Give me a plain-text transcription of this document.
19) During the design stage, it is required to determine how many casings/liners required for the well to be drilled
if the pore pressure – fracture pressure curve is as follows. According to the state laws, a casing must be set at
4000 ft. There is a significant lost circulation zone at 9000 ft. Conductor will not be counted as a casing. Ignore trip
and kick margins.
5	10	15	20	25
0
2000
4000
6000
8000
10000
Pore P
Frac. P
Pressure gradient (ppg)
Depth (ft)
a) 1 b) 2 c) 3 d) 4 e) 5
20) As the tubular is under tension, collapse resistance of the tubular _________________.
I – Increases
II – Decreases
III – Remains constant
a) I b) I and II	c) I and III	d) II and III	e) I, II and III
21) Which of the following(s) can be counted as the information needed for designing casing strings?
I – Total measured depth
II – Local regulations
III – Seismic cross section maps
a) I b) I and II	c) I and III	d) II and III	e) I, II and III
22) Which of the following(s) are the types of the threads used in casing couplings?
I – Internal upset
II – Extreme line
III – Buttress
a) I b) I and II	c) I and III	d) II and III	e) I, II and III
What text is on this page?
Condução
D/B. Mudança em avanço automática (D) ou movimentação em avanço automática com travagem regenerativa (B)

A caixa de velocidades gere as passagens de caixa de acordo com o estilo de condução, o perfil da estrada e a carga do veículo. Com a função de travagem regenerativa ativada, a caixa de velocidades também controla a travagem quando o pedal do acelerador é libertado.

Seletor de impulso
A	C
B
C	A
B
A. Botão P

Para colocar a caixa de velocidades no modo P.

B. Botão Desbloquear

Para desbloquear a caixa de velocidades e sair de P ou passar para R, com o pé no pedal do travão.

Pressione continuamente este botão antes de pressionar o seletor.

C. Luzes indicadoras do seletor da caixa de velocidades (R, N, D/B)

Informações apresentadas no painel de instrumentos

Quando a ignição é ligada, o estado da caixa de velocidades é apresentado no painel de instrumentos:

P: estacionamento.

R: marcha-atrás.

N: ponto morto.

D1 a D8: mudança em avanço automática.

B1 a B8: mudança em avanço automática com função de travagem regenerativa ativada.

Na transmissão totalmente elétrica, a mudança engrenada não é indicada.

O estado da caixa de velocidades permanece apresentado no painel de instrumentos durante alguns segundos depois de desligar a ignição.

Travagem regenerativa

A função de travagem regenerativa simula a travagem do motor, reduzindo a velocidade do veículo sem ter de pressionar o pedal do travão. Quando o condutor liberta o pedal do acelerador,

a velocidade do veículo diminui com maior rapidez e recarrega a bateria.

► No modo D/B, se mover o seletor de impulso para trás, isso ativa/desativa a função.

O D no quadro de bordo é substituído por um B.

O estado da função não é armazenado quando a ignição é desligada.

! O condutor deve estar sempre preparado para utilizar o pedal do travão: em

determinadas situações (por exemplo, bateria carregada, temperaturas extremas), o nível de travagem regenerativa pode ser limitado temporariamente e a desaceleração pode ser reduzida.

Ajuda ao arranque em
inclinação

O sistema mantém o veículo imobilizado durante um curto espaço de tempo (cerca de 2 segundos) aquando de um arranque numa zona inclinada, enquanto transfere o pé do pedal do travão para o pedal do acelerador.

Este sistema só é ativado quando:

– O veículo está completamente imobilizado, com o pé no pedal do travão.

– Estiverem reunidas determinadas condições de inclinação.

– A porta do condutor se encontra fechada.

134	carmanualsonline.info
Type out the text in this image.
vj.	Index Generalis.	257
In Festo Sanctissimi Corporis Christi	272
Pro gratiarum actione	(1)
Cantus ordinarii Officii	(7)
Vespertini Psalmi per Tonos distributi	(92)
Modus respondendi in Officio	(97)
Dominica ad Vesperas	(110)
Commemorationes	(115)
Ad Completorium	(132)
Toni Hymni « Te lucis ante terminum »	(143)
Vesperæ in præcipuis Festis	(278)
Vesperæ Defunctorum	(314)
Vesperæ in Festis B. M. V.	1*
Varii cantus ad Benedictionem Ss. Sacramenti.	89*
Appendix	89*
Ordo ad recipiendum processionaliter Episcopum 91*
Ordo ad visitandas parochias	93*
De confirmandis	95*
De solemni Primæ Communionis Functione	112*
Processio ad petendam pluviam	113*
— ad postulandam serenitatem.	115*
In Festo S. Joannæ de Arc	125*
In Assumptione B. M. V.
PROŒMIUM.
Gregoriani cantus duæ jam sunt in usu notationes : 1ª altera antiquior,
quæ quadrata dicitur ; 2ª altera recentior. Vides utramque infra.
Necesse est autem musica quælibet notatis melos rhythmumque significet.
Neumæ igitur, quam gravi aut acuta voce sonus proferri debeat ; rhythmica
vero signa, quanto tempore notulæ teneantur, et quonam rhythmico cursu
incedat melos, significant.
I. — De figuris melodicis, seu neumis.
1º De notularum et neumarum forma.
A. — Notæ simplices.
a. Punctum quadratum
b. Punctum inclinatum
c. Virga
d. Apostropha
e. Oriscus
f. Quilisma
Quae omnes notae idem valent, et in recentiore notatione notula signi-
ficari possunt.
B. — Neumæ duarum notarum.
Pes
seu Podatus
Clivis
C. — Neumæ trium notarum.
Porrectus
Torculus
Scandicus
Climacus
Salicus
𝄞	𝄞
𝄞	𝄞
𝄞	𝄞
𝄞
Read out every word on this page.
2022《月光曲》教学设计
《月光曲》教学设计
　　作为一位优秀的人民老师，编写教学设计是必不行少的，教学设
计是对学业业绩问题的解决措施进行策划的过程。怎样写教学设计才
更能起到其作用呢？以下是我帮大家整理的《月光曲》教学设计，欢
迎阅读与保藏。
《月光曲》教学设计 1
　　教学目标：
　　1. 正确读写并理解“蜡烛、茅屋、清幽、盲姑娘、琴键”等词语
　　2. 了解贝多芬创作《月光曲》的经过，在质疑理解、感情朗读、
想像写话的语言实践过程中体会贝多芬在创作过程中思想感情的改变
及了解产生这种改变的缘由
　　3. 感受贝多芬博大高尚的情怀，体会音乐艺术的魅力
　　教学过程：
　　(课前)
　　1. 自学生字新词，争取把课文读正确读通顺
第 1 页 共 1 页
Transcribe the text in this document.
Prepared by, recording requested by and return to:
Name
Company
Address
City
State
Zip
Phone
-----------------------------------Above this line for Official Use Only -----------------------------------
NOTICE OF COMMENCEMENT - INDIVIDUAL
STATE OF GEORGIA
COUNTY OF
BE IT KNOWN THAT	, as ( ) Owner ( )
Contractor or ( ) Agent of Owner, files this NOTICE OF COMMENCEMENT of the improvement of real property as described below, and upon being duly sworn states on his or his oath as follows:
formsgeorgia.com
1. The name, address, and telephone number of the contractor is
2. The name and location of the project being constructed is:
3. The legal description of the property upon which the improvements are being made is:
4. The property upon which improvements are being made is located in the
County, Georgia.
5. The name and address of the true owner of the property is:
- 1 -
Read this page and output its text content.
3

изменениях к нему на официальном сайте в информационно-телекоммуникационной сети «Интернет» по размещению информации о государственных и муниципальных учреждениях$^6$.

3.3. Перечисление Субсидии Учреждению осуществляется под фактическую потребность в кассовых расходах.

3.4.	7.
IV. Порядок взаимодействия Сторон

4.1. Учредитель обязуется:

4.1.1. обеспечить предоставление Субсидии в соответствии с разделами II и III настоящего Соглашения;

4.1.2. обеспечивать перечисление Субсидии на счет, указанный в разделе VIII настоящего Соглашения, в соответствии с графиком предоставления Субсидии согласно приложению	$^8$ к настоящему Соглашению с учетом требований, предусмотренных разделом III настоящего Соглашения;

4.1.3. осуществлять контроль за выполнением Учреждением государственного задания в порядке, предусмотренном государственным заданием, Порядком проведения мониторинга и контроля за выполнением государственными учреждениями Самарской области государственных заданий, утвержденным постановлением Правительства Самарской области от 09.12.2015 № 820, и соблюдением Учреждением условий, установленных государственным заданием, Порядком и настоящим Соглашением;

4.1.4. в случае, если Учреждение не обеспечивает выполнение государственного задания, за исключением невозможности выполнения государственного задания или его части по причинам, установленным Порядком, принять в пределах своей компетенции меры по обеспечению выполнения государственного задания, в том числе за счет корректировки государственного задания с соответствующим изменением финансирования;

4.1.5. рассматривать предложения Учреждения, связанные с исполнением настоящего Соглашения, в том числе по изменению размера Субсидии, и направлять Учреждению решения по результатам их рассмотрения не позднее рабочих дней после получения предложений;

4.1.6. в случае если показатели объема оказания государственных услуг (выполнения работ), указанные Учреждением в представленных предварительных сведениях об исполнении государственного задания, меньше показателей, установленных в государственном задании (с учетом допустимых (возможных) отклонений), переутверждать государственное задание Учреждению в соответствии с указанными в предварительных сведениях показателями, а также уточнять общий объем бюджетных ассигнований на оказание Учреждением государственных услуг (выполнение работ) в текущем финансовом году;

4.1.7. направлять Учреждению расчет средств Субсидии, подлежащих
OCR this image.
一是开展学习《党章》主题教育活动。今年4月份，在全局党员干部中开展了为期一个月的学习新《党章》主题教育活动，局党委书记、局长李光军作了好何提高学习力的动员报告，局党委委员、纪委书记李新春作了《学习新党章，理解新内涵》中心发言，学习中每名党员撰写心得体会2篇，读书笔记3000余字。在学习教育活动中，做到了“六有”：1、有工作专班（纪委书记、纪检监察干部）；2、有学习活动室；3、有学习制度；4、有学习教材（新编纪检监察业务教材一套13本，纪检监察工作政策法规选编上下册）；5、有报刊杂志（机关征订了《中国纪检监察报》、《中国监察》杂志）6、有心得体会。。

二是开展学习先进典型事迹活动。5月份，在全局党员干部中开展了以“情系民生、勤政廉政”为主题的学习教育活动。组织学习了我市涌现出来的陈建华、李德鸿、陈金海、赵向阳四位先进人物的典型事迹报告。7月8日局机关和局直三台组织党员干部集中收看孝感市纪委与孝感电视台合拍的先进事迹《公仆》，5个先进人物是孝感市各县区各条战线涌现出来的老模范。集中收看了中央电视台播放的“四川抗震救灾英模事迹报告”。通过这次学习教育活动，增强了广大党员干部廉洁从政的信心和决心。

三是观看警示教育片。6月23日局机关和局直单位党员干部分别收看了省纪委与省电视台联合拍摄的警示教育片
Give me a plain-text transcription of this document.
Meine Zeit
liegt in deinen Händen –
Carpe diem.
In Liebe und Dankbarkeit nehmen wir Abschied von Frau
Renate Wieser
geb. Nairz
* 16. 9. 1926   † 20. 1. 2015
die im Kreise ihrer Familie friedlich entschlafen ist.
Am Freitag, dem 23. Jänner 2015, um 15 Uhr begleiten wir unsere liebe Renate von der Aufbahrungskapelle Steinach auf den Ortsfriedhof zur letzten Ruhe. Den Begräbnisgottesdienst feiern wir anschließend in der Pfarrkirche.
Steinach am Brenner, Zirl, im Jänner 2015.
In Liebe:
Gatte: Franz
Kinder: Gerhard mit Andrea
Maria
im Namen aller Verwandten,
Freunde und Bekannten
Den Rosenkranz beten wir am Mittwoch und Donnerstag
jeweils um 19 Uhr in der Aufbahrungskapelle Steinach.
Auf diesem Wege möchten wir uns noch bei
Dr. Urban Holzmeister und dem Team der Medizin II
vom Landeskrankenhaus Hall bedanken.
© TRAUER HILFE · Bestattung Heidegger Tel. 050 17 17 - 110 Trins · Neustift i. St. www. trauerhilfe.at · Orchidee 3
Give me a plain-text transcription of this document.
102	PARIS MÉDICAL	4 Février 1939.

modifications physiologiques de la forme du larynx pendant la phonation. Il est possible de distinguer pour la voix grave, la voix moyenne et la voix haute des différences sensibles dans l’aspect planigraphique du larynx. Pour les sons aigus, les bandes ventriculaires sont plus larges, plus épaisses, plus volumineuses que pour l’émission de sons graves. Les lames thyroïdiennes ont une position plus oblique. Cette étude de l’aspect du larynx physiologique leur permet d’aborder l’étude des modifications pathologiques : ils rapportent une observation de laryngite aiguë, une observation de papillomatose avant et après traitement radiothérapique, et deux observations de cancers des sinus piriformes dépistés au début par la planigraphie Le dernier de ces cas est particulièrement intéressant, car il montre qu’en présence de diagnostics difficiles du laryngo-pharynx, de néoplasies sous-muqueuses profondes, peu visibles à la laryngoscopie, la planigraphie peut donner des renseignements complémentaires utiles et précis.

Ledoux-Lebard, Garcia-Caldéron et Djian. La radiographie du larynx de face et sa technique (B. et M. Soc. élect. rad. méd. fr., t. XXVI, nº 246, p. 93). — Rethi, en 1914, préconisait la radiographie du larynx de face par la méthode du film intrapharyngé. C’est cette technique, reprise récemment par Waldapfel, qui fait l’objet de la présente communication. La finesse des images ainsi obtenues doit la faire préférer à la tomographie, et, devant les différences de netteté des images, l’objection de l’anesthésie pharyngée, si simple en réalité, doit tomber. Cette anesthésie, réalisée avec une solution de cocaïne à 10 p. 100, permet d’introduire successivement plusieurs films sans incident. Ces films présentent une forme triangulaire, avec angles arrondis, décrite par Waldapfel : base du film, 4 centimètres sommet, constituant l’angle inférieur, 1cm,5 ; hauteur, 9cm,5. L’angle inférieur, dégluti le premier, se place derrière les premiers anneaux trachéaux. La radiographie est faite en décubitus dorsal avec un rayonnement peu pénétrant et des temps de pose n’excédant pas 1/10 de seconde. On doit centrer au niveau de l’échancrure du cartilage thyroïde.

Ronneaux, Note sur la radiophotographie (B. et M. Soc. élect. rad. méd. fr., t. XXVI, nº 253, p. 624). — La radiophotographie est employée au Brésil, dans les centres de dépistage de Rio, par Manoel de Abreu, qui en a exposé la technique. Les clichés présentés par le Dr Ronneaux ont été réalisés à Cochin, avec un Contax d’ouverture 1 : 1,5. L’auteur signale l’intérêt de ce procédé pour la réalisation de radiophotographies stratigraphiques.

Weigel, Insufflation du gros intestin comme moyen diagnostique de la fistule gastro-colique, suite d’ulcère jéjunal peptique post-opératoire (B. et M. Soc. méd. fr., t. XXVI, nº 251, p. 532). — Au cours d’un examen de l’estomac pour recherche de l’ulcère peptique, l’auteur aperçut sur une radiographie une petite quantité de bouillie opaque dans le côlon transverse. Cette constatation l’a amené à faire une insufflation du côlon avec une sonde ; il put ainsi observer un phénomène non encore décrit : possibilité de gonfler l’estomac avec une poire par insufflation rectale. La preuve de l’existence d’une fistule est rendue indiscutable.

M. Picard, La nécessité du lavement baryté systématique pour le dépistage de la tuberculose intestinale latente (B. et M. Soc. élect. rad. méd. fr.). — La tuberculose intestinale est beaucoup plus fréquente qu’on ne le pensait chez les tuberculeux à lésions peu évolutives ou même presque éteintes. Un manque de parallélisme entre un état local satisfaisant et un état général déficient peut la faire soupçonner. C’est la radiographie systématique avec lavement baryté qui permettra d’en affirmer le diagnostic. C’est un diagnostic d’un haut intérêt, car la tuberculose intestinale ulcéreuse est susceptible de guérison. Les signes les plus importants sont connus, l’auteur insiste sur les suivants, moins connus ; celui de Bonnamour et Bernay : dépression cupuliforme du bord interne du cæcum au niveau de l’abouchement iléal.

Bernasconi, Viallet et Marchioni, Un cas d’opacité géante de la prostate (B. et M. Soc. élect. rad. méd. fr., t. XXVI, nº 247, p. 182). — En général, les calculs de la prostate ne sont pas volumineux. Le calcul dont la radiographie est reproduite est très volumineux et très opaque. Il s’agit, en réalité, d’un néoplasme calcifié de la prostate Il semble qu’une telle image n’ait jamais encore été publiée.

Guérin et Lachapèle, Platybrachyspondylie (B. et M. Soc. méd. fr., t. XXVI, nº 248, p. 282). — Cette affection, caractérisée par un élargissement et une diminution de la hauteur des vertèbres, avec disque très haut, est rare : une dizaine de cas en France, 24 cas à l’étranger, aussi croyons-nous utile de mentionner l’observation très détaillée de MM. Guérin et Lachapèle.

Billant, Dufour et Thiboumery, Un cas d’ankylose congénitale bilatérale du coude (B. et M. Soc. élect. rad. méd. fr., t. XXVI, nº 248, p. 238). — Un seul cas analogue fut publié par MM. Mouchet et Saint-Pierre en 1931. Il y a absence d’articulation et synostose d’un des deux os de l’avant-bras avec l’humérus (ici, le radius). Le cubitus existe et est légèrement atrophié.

Task to carry out
Which lines contain "Punctum"? Copy each of them out.

Task answer
a. Punctum quadratum
b. Punctum inclinatum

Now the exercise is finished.